[Rows from a figure dataset]
★ ★ ★ ★ ★
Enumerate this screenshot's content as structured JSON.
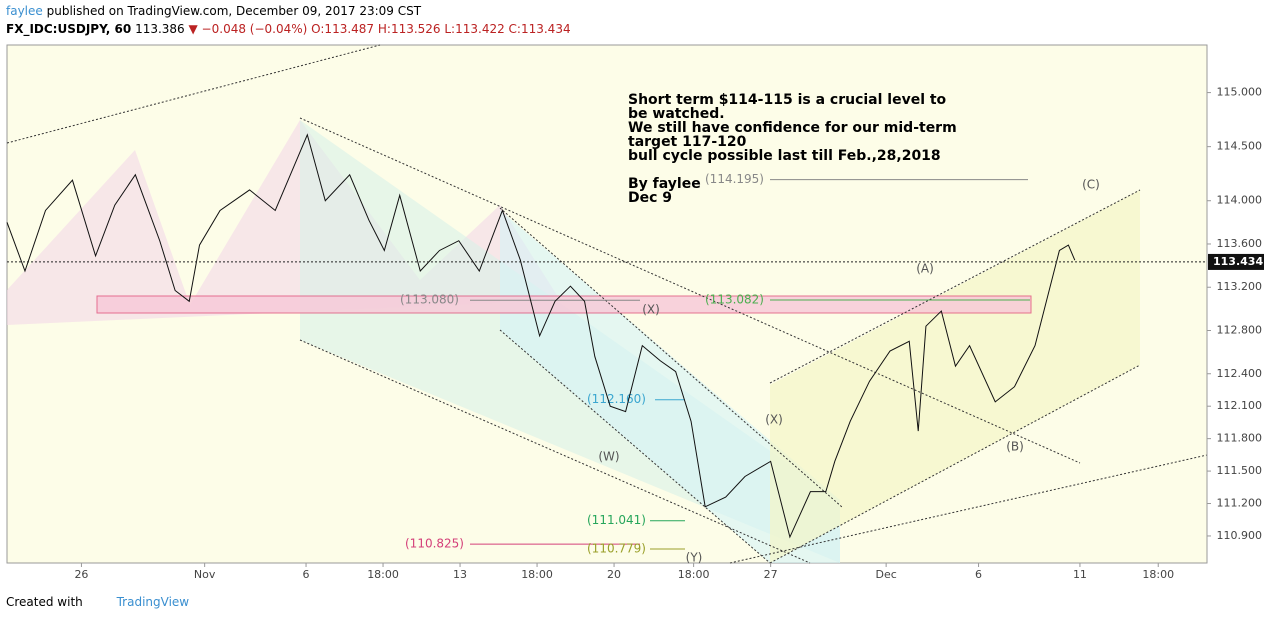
{
  "header": {
    "author": "faylee",
    "published": "published on TradingView.com, December 09, 2017 23:09 CST",
    "symbol": "FX_IDC:USDJPY, 60",
    "last": "113.386",
    "change": "▼ −0.048 (−0.04%)",
    "ohlc": "O:113.487 H:113.526 L:113.422 C:113.434"
  },
  "chart_data": {
    "type": "line",
    "color": "#111111",
    "x": [
      0,
      14,
      30,
      51,
      69,
      84,
      100,
      119,
      131,
      142,
      150,
      166,
      189,
      209,
      224,
      234,
      248,
      267,
      282,
      294,
      306,
      322,
      337,
      352,
      368,
      386,
      400,
      415,
      427,
      439,
      450,
      458,
      470,
      482,
      495,
      509,
      521,
      533,
      544,
      560,
      575,
      595,
      601,
      610,
      626,
      638,
      645,
      657,
      672,
      688,
      703,
      710,
      716,
      728,
      739,
      750,
      770,
      785,
      801,
      812,
      820,
      827,
      832
    ],
    "series": [
      {
        "name": "USDJPY",
        "values": [
          113.8,
          113.35,
          113.91,
          114.19,
          113.49,
          113.96,
          114.24,
          113.63,
          113.17,
          113.07,
          113.59,
          113.91,
          114.1,
          113.91,
          114.33,
          114.61,
          114.0,
          114.24,
          113.82,
          113.54,
          114.05,
          113.35,
          113.54,
          113.63,
          113.35,
          113.91,
          113.45,
          112.75,
          113.07,
          113.21,
          113.07,
          112.56,
          112.1,
          112.05,
          112.66,
          112.52,
          112.42,
          111.96,
          111.17,
          111.26,
          111.45,
          111.59,
          111.31,
          110.89,
          111.31,
          111.31,
          111.59,
          111.96,
          112.33,
          112.61,
          112.7,
          111.87,
          112.84,
          112.98,
          112.47,
          112.66,
          112.14,
          112.28,
          112.66,
          113.17,
          113.54,
          113.59,
          113.45
        ]
      }
    ],
    "xlim": [
      0,
      935
    ],
    "xticks": [
      {
        "value": 58,
        "label": "26"
      },
      {
        "value": 154,
        "label": "Nov"
      },
      {
        "value": 233,
        "label": "6"
      },
      {
        "value": 293,
        "label": "18:00"
      },
      {
        "value": 353,
        "label": "13"
      },
      {
        "value": 413,
        "label": "18:00"
      },
      {
        "value": 473,
        "label": "20"
      },
      {
        "value": 535,
        "label": "18:00"
      },
      {
        "value": 595,
        "label": "27"
      },
      {
        "value": 685,
        "label": "Dec"
      },
      {
        "value": 757,
        "label": "6"
      },
      {
        "value": 836,
        "label": "11"
      },
      {
        "value": 897,
        "label": "18:00"
      }
    ],
    "ylim": [
      110.65,
      115.44
    ],
    "yticks": [
      {
        "value": 115,
        "label": "115.000"
      },
      {
        "value": 114.5,
        "label": "114.500"
      },
      {
        "value": 114,
        "label": "114.000"
      },
      {
        "value": 113.6,
        "label": "113.600"
      },
      {
        "value": 113.2,
        "label": "113.200"
      },
      {
        "value": 112.8,
        "label": "112.800"
      },
      {
        "value": 112.4,
        "label": "112.400"
      },
      {
        "value": 112.1,
        "label": "112.100"
      },
      {
        "value": 111.8,
        "label": "111.800"
      },
      {
        "value": 111.5,
        "label": "111.500"
      },
      {
        "value": 111.2,
        "label": "111.200"
      },
      {
        "value": 110.9,
        "label": "110.900"
      }
    ],
    "current_price": 113.434,
    "levels": [
      {
        "value": 113.08,
        "label": "(113.080)",
        "color": "#888888"
      },
      {
        "value": 113.082,
        "label": "(113.082)",
        "color": "#4caf50"
      },
      {
        "value": 114.195,
        "label": "(114.195)",
        "color": "#888888"
      },
      {
        "value": 112.16,
        "label": "(112.160)",
        "color": "#3aa6d0"
      },
      {
        "value": 111.041,
        "label": "(111.041)",
        "color": "#26a65b"
      },
      {
        "value": 110.825,
        "label": "(110.825)",
        "color": "#d4417a"
      },
      {
        "value": 110.779,
        "label": "(110.779)",
        "color": "#9aa02a"
      }
    ],
    "note": [
      "Short term $114-115 is a crucial level to",
      "be watched.",
      "We still have confidence for our mid-term",
      "target 117-120",
      "bull cycle possible last till Feb.,28,2018"
    ],
    "byline": [
      "By faylee",
      "Dec 9"
    ],
    "waves": [
      "(A)",
      "(B)",
      "(C)",
      "(X)",
      "(X)",
      "(W)",
      "(Y)"
    ]
  },
  "footer": {
    "created": "Created with",
    "brand": "TradingView"
  }
}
★ ★ ★ ★ ★
» Problem requirements:
Tally the lines of the listing above that include the word "TradingView". Answer with the number alone.

» Solution to the problem:
2